— BEGIN MATERIAL —

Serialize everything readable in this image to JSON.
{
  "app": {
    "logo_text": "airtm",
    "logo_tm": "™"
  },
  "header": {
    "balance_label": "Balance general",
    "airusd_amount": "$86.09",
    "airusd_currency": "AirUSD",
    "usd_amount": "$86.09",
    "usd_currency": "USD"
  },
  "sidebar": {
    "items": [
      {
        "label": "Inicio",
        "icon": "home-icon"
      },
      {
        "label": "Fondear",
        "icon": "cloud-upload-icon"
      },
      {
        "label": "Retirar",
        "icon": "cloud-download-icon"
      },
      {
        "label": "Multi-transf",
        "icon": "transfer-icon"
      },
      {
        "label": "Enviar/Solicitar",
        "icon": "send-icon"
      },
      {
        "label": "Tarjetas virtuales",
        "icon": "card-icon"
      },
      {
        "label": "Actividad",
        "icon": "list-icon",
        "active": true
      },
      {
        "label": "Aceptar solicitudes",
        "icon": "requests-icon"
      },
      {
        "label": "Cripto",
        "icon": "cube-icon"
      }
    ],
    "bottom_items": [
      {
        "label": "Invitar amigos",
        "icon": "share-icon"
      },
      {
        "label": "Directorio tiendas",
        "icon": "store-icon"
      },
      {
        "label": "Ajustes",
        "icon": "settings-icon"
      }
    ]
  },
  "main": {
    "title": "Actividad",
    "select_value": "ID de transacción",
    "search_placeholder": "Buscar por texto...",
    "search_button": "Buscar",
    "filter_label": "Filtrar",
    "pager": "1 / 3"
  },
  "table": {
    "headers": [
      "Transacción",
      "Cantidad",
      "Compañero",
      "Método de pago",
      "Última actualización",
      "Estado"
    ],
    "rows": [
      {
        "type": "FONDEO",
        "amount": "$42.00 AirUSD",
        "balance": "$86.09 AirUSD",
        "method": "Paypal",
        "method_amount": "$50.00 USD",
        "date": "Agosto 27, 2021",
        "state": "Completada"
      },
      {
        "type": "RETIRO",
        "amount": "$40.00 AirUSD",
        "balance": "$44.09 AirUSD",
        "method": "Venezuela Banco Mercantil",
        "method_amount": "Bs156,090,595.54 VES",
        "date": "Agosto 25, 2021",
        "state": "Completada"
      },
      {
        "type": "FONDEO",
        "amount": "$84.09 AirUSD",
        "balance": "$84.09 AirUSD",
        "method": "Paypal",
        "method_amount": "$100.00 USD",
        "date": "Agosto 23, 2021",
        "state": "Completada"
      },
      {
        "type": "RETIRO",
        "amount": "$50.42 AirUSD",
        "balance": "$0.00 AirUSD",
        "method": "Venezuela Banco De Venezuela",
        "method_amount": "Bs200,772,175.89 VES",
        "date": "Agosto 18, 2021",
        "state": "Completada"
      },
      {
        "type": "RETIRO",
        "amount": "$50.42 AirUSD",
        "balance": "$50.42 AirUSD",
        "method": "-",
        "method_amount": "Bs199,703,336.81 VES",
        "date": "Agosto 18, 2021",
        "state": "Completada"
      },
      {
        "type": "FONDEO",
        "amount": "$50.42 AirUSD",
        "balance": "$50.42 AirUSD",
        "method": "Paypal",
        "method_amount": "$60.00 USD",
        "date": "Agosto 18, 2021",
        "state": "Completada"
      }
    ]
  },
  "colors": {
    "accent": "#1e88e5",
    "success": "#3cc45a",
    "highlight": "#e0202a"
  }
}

— END MATERIAL —

WHAT YOU WILL DO
Every line above should be printed again exactly as it stands.

SOLUTION TO THE EXERCISE
Serialize everything readable in this image to JSON.
{
  "app": {
    "logo_text": "airtm",
    "logo_tm": "™"
  },
  "header": {
    "balance_label": "Balance general",
    "airusd_amount": "$86.09",
    "airusd_currency": "AirUSD",
    "usd_amount": "$86.09",
    "usd_currency": "USD"
  },
  "sidebar": {
    "items": [
      {
        "label": "Inicio",
        "icon": "home-icon"
      },
      {
        "label": "Fondear",
        "icon": "cloud-upload-icon"
      },
      {
        "label": "Retirar",
        "icon": "cloud-download-icon"
      },
      {
        "label": "Multi-transf",
        "icon": "transfer-icon"
      },
      {
        "label": "Enviar/Solicitar",
        "icon": "send-icon"
      },
      {
        "label": "Tarjetas virtuales",
        "icon": "card-icon"
      },
      {
        "label": "Actividad",
        "icon": "list-icon",
        "active": true
      },
      {
        "label": "Aceptar solicitudes",
        "icon": "requests-icon"
      },
      {
        "label": "Cripto",
        "icon": "cube-icon"
      }
    ],
    "bottom_items": [
      {
        "label": "Invitar amigos",
        "icon": "share-icon"
      },
      {
        "label": "Directorio tiendas",
        "icon": "store-icon"
      },
      {
        "label": "Ajustes",
        "icon": "settings-icon"
      }
    ]
  },
  "main": {
    "title": "Actividad",
    "select_value": "ID de transacción",
    "search_placeholder": "Buscar por texto...",
    "search_button": "Buscar",
    "filter_label": "Filtrar",
    "pager": "1 / 3"
  },
  "table": {
    "headers": [
      "Transacción",
      "Cantidad",
      "Compañero",
      "Método de pago",
      "Última actualización",
      "Estado"
    ],
    "rows": [
      {
        "type": "FONDEO",
        "amount": "$42.00 AirUSD",
        "balance": "$86.09 AirUSD",
        "method": "Paypal",
        "method_amount": "$50.00 USD",
        "date": "Agosto 27, 2021",
        "state": "Completada"
      },
      {
        "type": "RETIRO",
        "amount": "$40.00 AirUSD",
        "balance": "$44.09 AirUSD",
        "method": "Venezuela Banco Mercantil",
        "method_amount": "Bs156,090,595.54 VES",
        "date": "Agosto 25, 2021",
        "state": "Completada"
      },
      {
        "type": "FONDEO",
        "amount": "$84.09 AirUSD",
        "balance": "$84.09 AirUSD",
        "method": "Paypal",
        "method_amount": "$100.00 USD",
        "date": "Agosto 23, 2021",
        "state": "Completada"
      },
      {
        "type": "RETIRO",
        "amount": "$50.42 AirUSD",
        "balance": "$0.00 AirUSD",
        "method": "Venezuela Banco De Venezuela",
        "method_amount": "Bs200,772,175.89 VES",
        "date": "Agosto 18, 2021",
        "state": "Completada"
      },
      {
        "type": "RETIRO",
        "amount": "$50.42 AirUSD",
        "balance": "$50.42 AirUSD",
        "method": "-",
        "method_amount": "Bs199,703,336.81 VES",
        "date": "Agosto 18, 2021",
        "state": "Completada"
      },
      {
        "type": "FONDEO",
        "amount": "$50.42 AirUSD",
        "balance": "$50.42 AirUSD",
        "method": "Paypal",
        "method_amount": "$60.00 USD",
        "date": "Agosto 18, 2021",
        "state": "Completada"
      }
    ]
  },
  "colors": {
    "accent": "#1e88e5",
    "success": "#3cc45a",
    "highlight": "#e0202a"
  }
}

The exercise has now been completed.